REQUIRED TASK
Check each line of the records below and collect those that include the word "Historien".
— START OF MATERIAL FOR THIS TASK —
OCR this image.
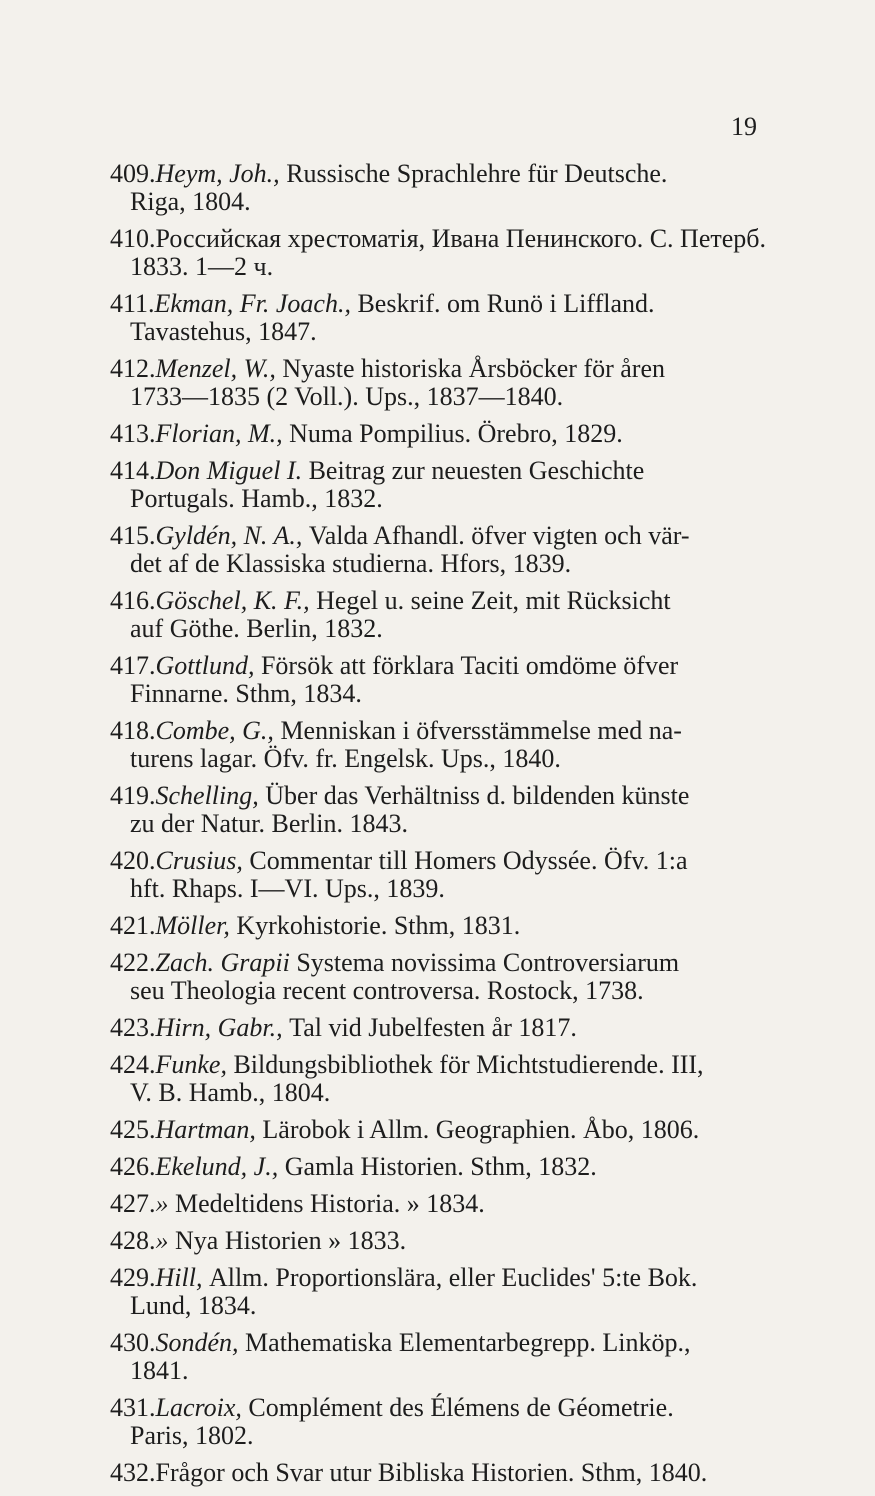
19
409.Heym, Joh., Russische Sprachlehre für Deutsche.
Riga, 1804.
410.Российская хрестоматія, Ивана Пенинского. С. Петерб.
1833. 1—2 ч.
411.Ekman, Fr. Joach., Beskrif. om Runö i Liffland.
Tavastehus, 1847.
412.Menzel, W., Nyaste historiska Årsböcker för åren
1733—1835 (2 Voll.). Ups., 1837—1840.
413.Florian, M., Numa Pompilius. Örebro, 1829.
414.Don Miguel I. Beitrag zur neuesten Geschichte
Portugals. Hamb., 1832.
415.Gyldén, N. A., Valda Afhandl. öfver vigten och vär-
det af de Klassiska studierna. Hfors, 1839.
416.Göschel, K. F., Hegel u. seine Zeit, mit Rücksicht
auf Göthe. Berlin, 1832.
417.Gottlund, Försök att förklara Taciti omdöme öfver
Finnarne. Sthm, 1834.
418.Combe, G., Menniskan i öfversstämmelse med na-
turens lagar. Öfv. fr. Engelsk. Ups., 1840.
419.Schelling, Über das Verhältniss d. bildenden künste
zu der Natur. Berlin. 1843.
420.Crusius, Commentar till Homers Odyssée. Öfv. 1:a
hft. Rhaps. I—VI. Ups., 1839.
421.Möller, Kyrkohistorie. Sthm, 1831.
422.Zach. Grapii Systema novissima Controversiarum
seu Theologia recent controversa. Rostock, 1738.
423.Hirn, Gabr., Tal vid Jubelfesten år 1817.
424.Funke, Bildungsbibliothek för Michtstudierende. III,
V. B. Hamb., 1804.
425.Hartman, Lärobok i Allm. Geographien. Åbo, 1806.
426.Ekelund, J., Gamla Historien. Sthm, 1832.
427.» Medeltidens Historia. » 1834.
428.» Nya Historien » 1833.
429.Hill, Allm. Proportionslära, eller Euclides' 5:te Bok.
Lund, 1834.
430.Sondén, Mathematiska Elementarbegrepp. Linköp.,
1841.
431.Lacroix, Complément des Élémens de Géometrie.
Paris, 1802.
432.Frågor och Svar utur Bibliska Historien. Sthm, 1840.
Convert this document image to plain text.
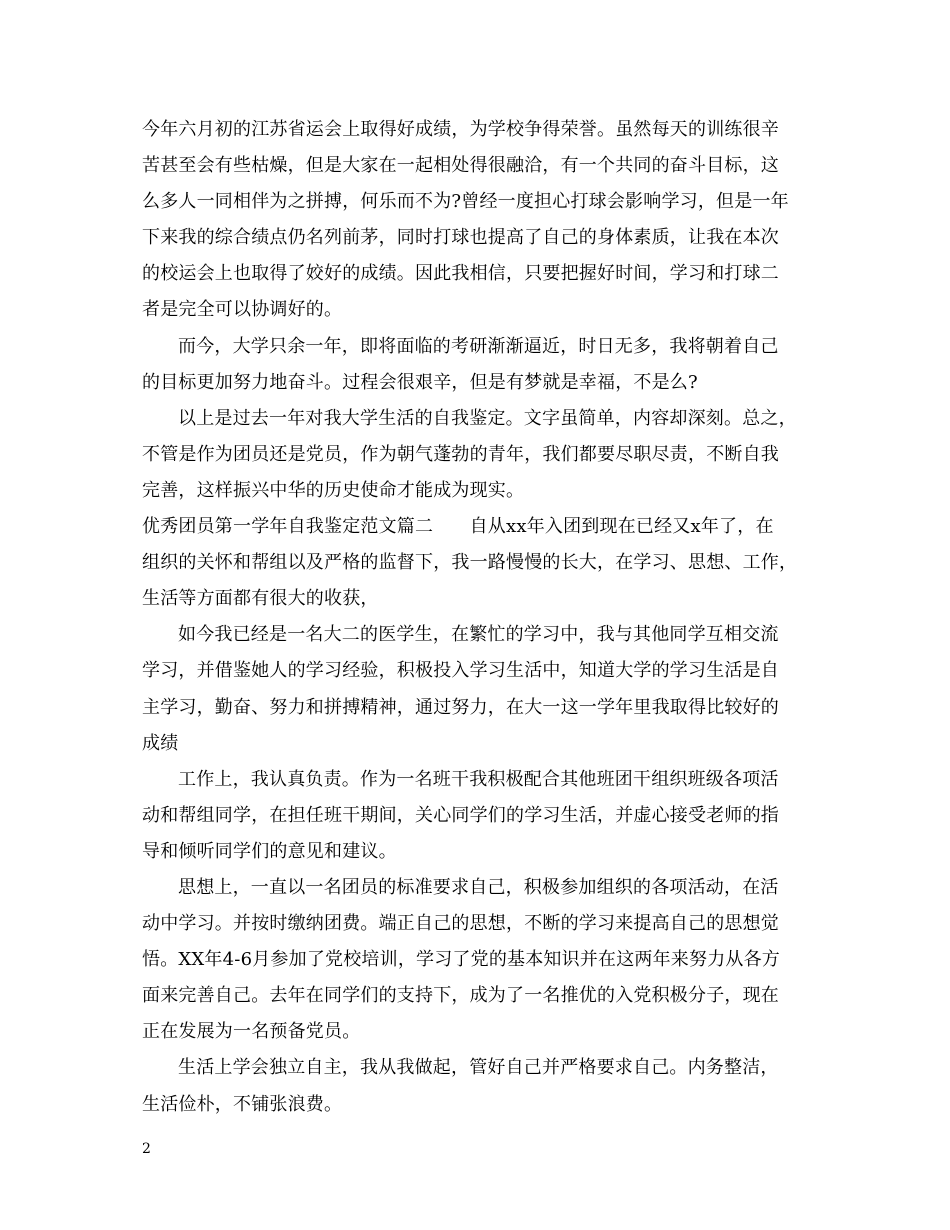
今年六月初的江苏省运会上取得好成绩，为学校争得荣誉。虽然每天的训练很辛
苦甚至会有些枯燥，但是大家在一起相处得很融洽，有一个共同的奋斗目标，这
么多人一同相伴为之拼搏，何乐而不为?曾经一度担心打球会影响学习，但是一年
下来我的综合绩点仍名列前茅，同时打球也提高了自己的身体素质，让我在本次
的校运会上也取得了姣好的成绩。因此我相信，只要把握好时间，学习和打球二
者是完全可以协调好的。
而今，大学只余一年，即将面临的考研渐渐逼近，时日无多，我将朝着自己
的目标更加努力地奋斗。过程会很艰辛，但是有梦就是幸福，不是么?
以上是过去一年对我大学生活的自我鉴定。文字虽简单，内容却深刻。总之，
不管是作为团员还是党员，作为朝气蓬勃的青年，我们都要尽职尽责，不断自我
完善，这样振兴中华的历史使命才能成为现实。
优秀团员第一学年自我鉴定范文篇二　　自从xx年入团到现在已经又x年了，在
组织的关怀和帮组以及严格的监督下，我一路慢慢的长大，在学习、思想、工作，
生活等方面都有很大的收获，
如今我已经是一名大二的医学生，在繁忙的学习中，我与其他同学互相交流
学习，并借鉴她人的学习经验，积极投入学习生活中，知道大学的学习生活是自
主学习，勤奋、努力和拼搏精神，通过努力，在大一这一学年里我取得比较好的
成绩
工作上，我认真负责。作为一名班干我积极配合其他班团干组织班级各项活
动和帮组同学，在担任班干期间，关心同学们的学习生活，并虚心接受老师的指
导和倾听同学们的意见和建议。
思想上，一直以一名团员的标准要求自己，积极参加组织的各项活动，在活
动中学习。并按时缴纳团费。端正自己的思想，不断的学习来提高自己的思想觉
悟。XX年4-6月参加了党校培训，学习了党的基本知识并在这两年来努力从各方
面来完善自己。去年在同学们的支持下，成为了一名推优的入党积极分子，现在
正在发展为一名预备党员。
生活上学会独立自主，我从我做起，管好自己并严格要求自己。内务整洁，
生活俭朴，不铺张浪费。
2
— END OF MATERIAL FOR THIS TASK —
FINAL RESULT
426.Ekelund, J., Gamla Historien. Sthm, 1832.
428.» Nya Historien » 1833.
432.Frågor och Svar utur Bibliska Historien. Sthm, 1840.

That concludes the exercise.